→ **Stated task**
Look through the records that follow. Copy every line containing the word "jour".

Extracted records
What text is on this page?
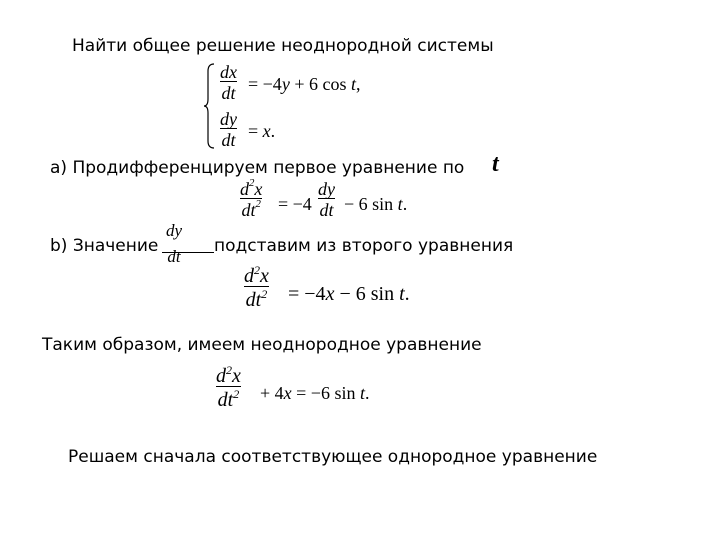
Найти общее решение неоднородной системы
dx
dt = −4y + 6 cos t,
dy
dt = x.
а) Продифференцируем первое уравнение по t
$d^2x$
$dt^2 = -4$
dy
dt − 6 sin t.
b) Значение
dy
dt
подставим из второго уравнения
$d^2x$
$dt^2 = -4x - 6$ sin t.
Таким образом, имеем неоднородное уравнение
$d^2x$
$dt^2 + 4x = -6$ sin t.
Решаем сначала соответствующее однородное уравнение
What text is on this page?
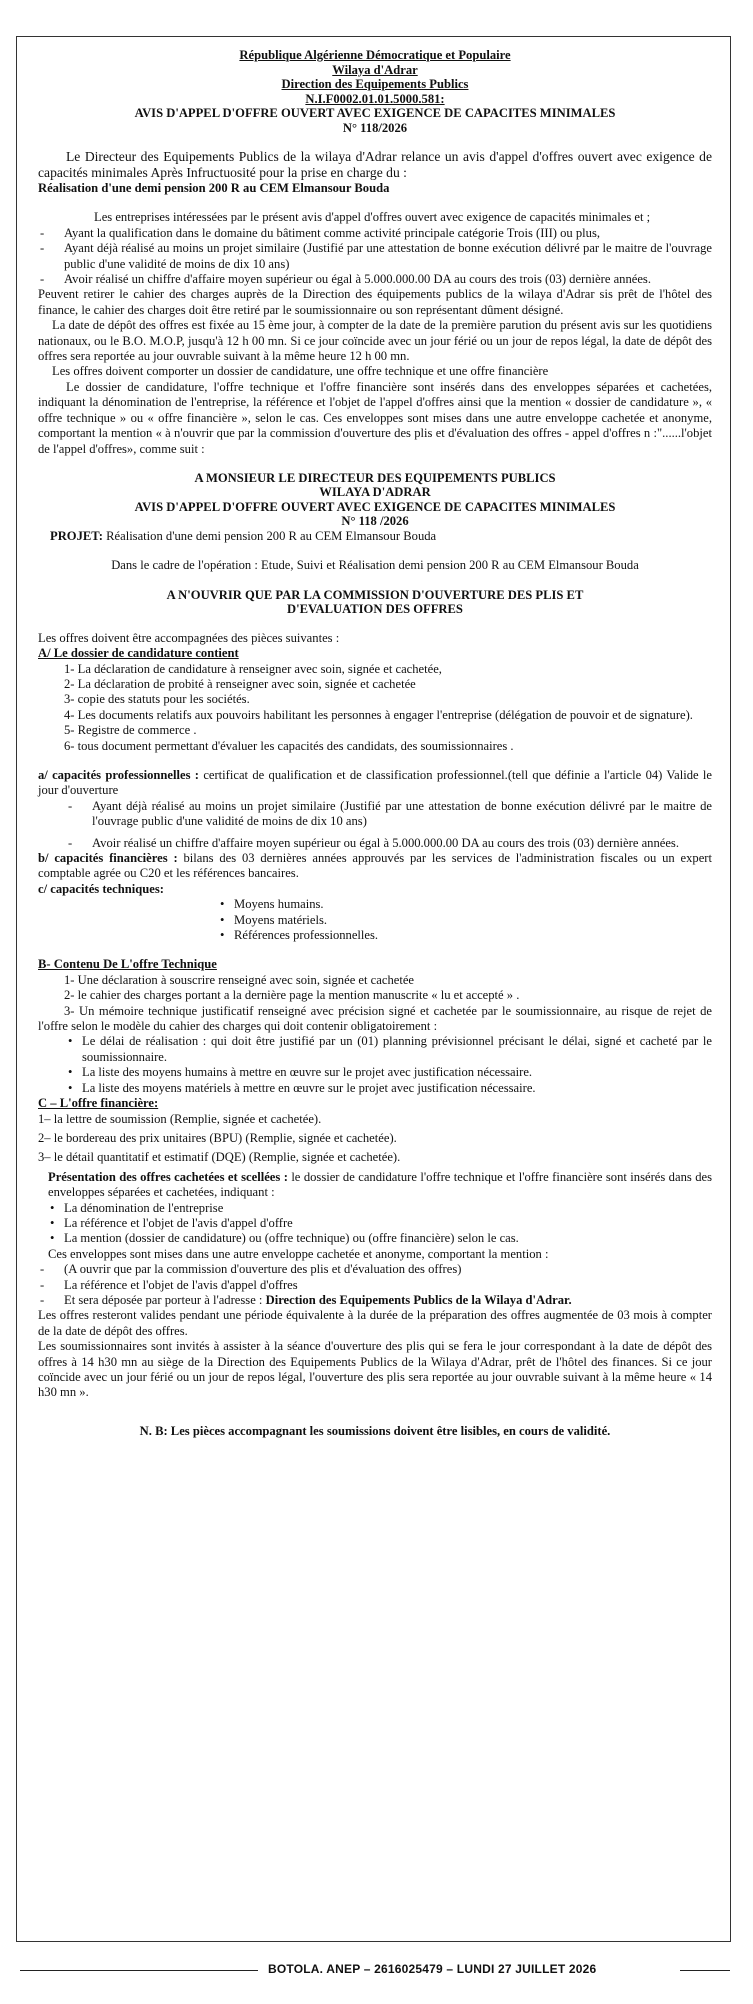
République Algérienne Démocratique et Populaire

Wilaya d'Adrar

Direction des Equipements Publics

N.I.F0002.01.01.5000.581:

AVIS D'APPEL D'OFFRE OUVERT AVEC EXIGENCE DE CAPACITES MINIMALES

N° 118/2026

Le Directeur des Equipements Publics de la wilaya d'Adrar relance un avis d'appel d'offres ouvert avec exigence de capacités minimales Après Infructuosité pour la prise en charge du :

Réalisation d'une demi pension 200 R au CEM Elmansour Bouda

Les entreprises intéressées par le présent avis d'appel d'offres ouvert avec exigence de capacités minimales et ;

- Ayant la qualification dans le domaine du bâtiment comme activité principale catégorie Trois (III) ou plus,
- Ayant déjà réalisé au moins un projet similaire (Justifié par une attestation de bonne exécution délivré par le maitre de l'ouvrage public d'une validité de moins de dix 10 ans)
- Avoir réalisé un chiffre d'affaire moyen supérieur ou égal à 5.000.000.00 DA au cours des trois (03) dernière années.

Peuvent retirer le cahier des charges auprès de la Direction des équipements publics de la wilaya d'Adrar sis prêt de l'hôtel des finance, le cahier des charges doit être retiré par le soumissionnaire ou son représentant dûment désigné.

La date de dépôt des offres est fixée au 15 ème jour, à compter de la date de la première parution du présent avis sur les quotidiens nationaux, ou le B.O. M.O.P, jusqu'à 12 h 00 mn. Si ce jour coïncide avec un jour férié ou un jour de repos légal, la date de dépôt des offres sera reportée au jour ouvrable suivant à la même heure 12 h 00 mn.

Les offres doivent comporter un dossier de candidature, une offre technique et une offre financière

Le dossier de candidature, l'offre technique et l'offre financière sont insérés dans des enveloppes séparées et cachetées, indiquant la dénomination de l'entreprise, la référence et l'objet de l'appel d'offres ainsi que la mention « dossier de candidature », « offre technique » ou « offre financière », selon le cas. Ces enveloppes sont mises dans une autre enveloppe cachetée et anonyme, comportant la mention « à n'ouvrir que par la commission d'ouverture des plis et d'évaluation des offres - appel d'offres n :"......l'objet de l'appel d'offres», comme suit :

A MONSIEUR LE DIRECTEUR DES EQUIPEMENTS PUBLICS

WILAYA D'ADRAR

AVIS D'APPEL D'OFFRE OUVERT AVEC EXIGENCE DE CAPACITES MINIMALES

N° 118 /2026

PROJET: Réalisation d'une demi pension 200 R au CEM Elmansour Bouda

Dans le cadre de l'opération : Etude, Suivi et Réalisation demi pension 200 R au CEM Elmansour Bouda

A N'OUVRIR QUE PAR LA COMMISSION D'OUVERTURE DES PLIS ET D'EVALUATION DES OFFRES

Les offres doivent être accompagnées des pièces suivantes :

A/ Le dossier de candidature contient

1- La déclaration de candidature à renseigner avec soin, signée et cachetée,
2- La déclaration de probité à renseigner avec soin, signée et cachetée
3- copie des statuts pour les sociétés.
4- Les documents relatifs aux pouvoirs habilitant les personnes à engager l'entreprise (délégation de pouvoir et de signature).
5- Registre de commerce .
6- tous document permettant d'évaluer les capacités des candidats, des soumissionnaires .

a/ capacités professionnelles : certificat de qualification et de classification professionnel.(tell que définie a l'article 04) Valide le jour d'ouverture

- Ayant déjà réalisé au moins un projet similaire (Justifié par une attestation de bonne exécution délivré par le maitre de l'ouvrage public d'une validité de moins de dix 10 ans)
- Avoir réalisé un chiffre d'affaire moyen supérieur ou égal à 5.000.000.00 DA au cours des trois (03) dernière années.

b/ capacités financières : bilans des 03 dernières années approuvés par les services de l'administration fiscales ou un expert comptable agrée ou C20 et les références bancaires.

c/ capacités techniques:

• Moyens humains.
• Moyens matériels.
• Références professionnelles.

B- Contenu De L'offre Technique

1- Une déclaration à souscrire renseigné avec soin, signée et cachetée
2- le cahier des charges portant a la dernière page la mention manuscrite « lu et accepté » .
3- Un mémoire technique justificatif renseigné avec précision signé et cachetée par le soumissionnaire, au risque de rejet de l'offre selon le modèle du cahier des charges qui doit contenir obligatoirement :
• Le délai de réalisation : qui doit être justifié par un (01) planning prévisionnel précisant le délai, signé et cacheté par le soumissionnaire.
• La liste des moyens humains à mettre en œuvre sur le projet avec justification nécessaire.
• La liste des moyens matériels à mettre en œuvre sur le projet avec justification nécessaire.

C – L'offre financière:

1– la lettre de soumission (Remplie, signée et cachetée).
2– le bordereau des prix unitaires (BPU) (Remplie, signée et cachetée).
3– le détail quantitatif et estimatif (DQE) (Remplie, signée et cachetée).

Présentation des offres cachetées et scellées : le dossier de candidature l'offre technique et l'offre financière sont insérés dans des enveloppes séparées et cachetées, indiquant :

• La dénomination de l'entreprise
• La référence et l'objet de l'avis d'appel d'offre
• La mention (dossier de candidature) ou (offre technique) ou (offre financière) selon le cas.

Ces enveloppes sont mises dans une autre enveloppe cachetée et anonyme, comportant la mention :

- (A ouvrir que par la commission d'ouverture des plis et d'évaluation des offres)
- La référence et l'objet de l'avis d'appel d'offres
- Et sera déposée par porteur à l'adresse : Direction des Equipements Publics de la Wilaya d'Adrar.

Les offres resteront valides pendant une période équivalente à la durée de la préparation des offres augmentée de 03 mois à compter de la date de dépôt des offres.

Les soumissionnaires sont invités à assister à la séance d'ouverture des plis qui se fera le jour correspondant à la date de dépôt des offres à 14 h30 mn au siège de la Direction des Equipements Publics de la Wilaya d'Adrar, prêt de l'hôtel des finances. Si ce jour coïncide avec un jour férié ou un jour de repos légal, l'ouverture des plis sera reportée au jour ouvrable suivant à la même heure « 14 h30 mn ».

N. B: Les pièces accompagnant les soumissions doivent être lisibles, en cours de validité.

BOTOLA. ANEP – 2616025479 – LUNDI 27 JUILLET 2026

→ **Exercise response**
La date de dépôt des offres est fixée au 15 ème jour, à compter de la date de la première parution du présent avis sur les quotidiens nationaux, ou le B.O. M.O.P, jusqu'à 12 h 00 mn. Si ce jour coïncide avec un jour férié ou un jour de repos légal, la date de dépôt des offres sera reportée au jour ouvrable suivant à la même heure 12 h 00 mn.
a/ capacités professionnelles : certificat de qualification et de classification professionnel.(tell que définie a l'article 04) Valide le jour d'ouverture
Les soumissionnaires sont invités à assister à la séance d'ouverture des plis qui se fera le jour correspondant à la date de dépôt des offres à 14 h30 mn au siège de la Direction des Equipements Publics de la Wilaya d'Adrar, prêt de l'hôtel des finances. Si ce jour coïncide avec un jour férié ou un jour de repos légal, l'ouverture des plis sera reportée au jour ouvrable suivant à la même heure « 14 h30 mn ».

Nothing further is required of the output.